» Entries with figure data
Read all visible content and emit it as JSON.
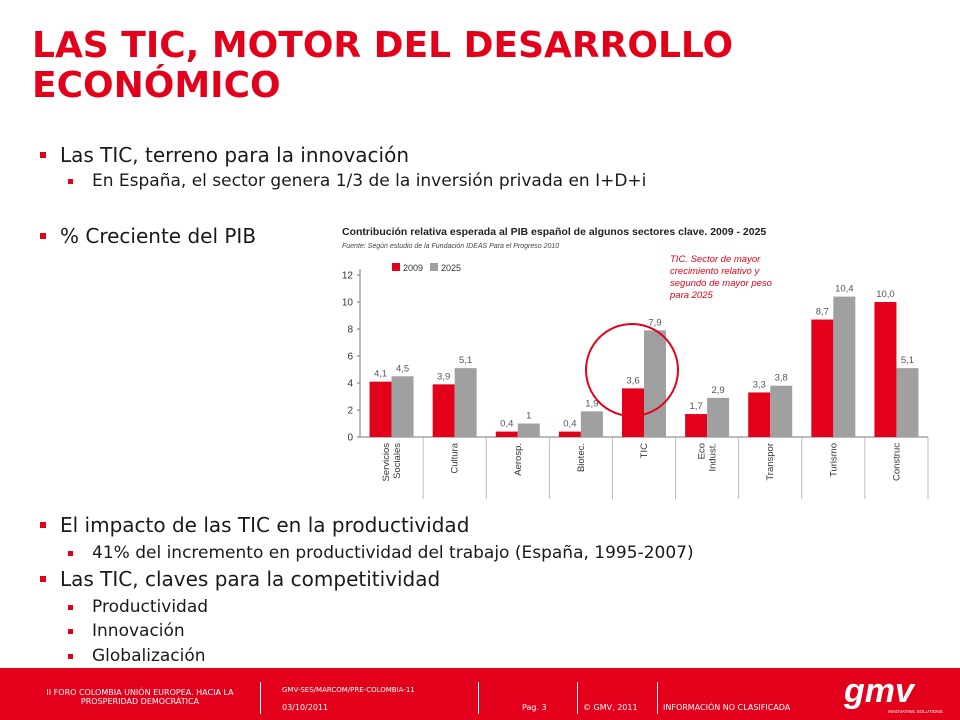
{
  "slide": {
    "title_line1": "LAS TIC, MOTOR DEL DESARROLLO",
    "title_line2": "ECONÓMICO"
  },
  "bullets": [
    {
      "text": "Las TIC, terreno para la innovación"
    },
    {
      "text": "En España, el sector genera 1/3 de la inversión privada en I+D+i"
    },
    {
      "text": "% Creciente del PIB"
    },
    {
      "text": "El impacto de las TIC en la productividad"
    },
    {
      "text": "41% del incremento en productividad del trabajo (España, 1995-2007)"
    },
    {
      "text": "Las TIC, claves para la competitividad"
    },
    {
      "text": "Productividad"
    },
    {
      "text": "Innovación"
    },
    {
      "text": "Globalización"
    }
  ],
  "chart_data": {
    "type": "bar",
    "title": "Contribución relativa esperada al PIB español de algunos sectores clave. 2009 - 2025",
    "subtitle": "Fuente: Según estudio de la Fundación IDEAS Para el Progreso 2010",
    "categories": [
      "Servicios Sociales",
      "Cultura",
      "Aerosp.",
      "Biotec.",
      "TIC",
      "Eco Indust.",
      "Transpor",
      "Turismo",
      "Construc"
    ],
    "series": [
      {
        "name": "2009",
        "values": [
          4.1,
          3.9,
          0.4,
          0.4,
          3.6,
          1.7,
          3.3,
          8.7,
          10.0
        ],
        "labels": [
          "4,1",
          "3,9",
          "0,4",
          "0,4",
          "3,6",
          "1,7",
          "3,3",
          "8,7",
          "10,0"
        ],
        "color": "#e2001a"
      },
      {
        "name": "2025",
        "values": [
          4.5,
          5.1,
          1,
          1.9,
          7.9,
          2.9,
          3.8,
          10.4,
          5.1
        ],
        "labels": [
          "4,5",
          "5,1",
          "1",
          "1,9",
          "7,9",
          "2,9",
          "3,8",
          "10,4",
          "5,1"
        ],
        "color": "#a0a0a0"
      }
    ],
    "ylim": [
      0,
      12
    ],
    "yticks": [
      0,
      2,
      4,
      6,
      8,
      10,
      12
    ],
    "annotation": "TIC. Sector de mayor crecimiento relativo y segundo de mayor peso para 2025",
    "legend_position": "top-left",
    "grid": false
  },
  "footer": {
    "event": "II FORO COLOMBIA UNIÓN EUROPEA. HACIA LA PROSPERIDAD  DEMOCRÁTICA",
    "doc_ref": "GMV-SES/MARCOM/PRE-COLOMBIA-11",
    "date": "03/10/2011",
    "page": "Pag. 3",
    "copyright": "© GMV, 2011",
    "classification": "INFORMACIÓN  NO CLASIFICADA",
    "logo_text": "gmv",
    "logo_tagline": "INNOVATING SOLUTIONS"
  },
  "colors": {
    "brand_red": "#e2001a",
    "bar_gray": "#a0a0a0"
  }
}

» TASK TO COMPLETE
Every entry above should be duplicated exactly. Do not include the images.

» SOLUTION FOR THIS TASK
Read all visible content and emit it as JSON.
{
  "slide": {
    "title_line1": "LAS TIC, MOTOR DEL DESARROLLO",
    "title_line2": "ECONÓMICO"
  },
  "bullets": [
    {
      "text": "Las TIC, terreno para la innovación"
    },
    {
      "text": "En España, el sector genera 1/3 de la inversión privada en I+D+i"
    },
    {
      "text": "% Creciente del PIB"
    },
    {
      "text": "El impacto de las TIC en la productividad"
    },
    {
      "text": "41% del incremento en productividad del trabajo (España, 1995-2007)"
    },
    {
      "text": "Las TIC, claves para la competitividad"
    },
    {
      "text": "Productividad"
    },
    {
      "text": "Innovación"
    },
    {
      "text": "Globalización"
    }
  ],
  "chart_data": {
    "type": "bar",
    "title": "Contribución relativa esperada al PIB español de algunos sectores clave. 2009 - 2025",
    "subtitle": "Fuente: Según estudio de la Fundación IDEAS Para el Progreso 2010",
    "categories": [
      "Servicios Sociales",
      "Cultura",
      "Aerosp.",
      "Biotec.",
      "TIC",
      "Eco Indust.",
      "Transpor",
      "Turismo",
      "Construc"
    ],
    "series": [
      {
        "name": "2009",
        "values": [
          4.1,
          3.9,
          0.4,
          0.4,
          3.6,
          1.7,
          3.3,
          8.7,
          10.0
        ],
        "labels": [
          "4,1",
          "3,9",
          "0,4",
          "0,4",
          "3,6",
          "1,7",
          "3,3",
          "8,7",
          "10,0"
        ],
        "color": "#e2001a"
      },
      {
        "name": "2025",
        "values": [
          4.5,
          5.1,
          1,
          1.9,
          7.9,
          2.9,
          3.8,
          10.4,
          5.1
        ],
        "labels": [
          "4,5",
          "5,1",
          "1",
          "1,9",
          "7,9",
          "2,9",
          "3,8",
          "10,4",
          "5,1"
        ],
        "color": "#a0a0a0"
      }
    ],
    "ylim": [
      0,
      12
    ],
    "yticks": [
      0,
      2,
      4,
      6,
      8,
      10,
      12
    ],
    "annotation": "TIC. Sector de mayor crecimiento relativo y segundo de mayor peso para 2025",
    "legend_position": "top-left",
    "grid": false
  },
  "footer": {
    "event": "II FORO COLOMBIA UNIÓN EUROPEA. HACIA LA PROSPERIDAD  DEMOCRÁTICA",
    "doc_ref": "GMV-SES/MARCOM/PRE-COLOMBIA-11",
    "date": "03/10/2011",
    "page": "Pag. 3",
    "copyright": "© GMV, 2011",
    "classification": "INFORMACIÓN  NO CLASIFICADA",
    "logo_text": "gmv",
    "logo_tagline": "INNOVATING SOLUTIONS"
  },
  "colors": {
    "brand_red": "#e2001a",
    "bar_gray": "#a0a0a0"
  }
}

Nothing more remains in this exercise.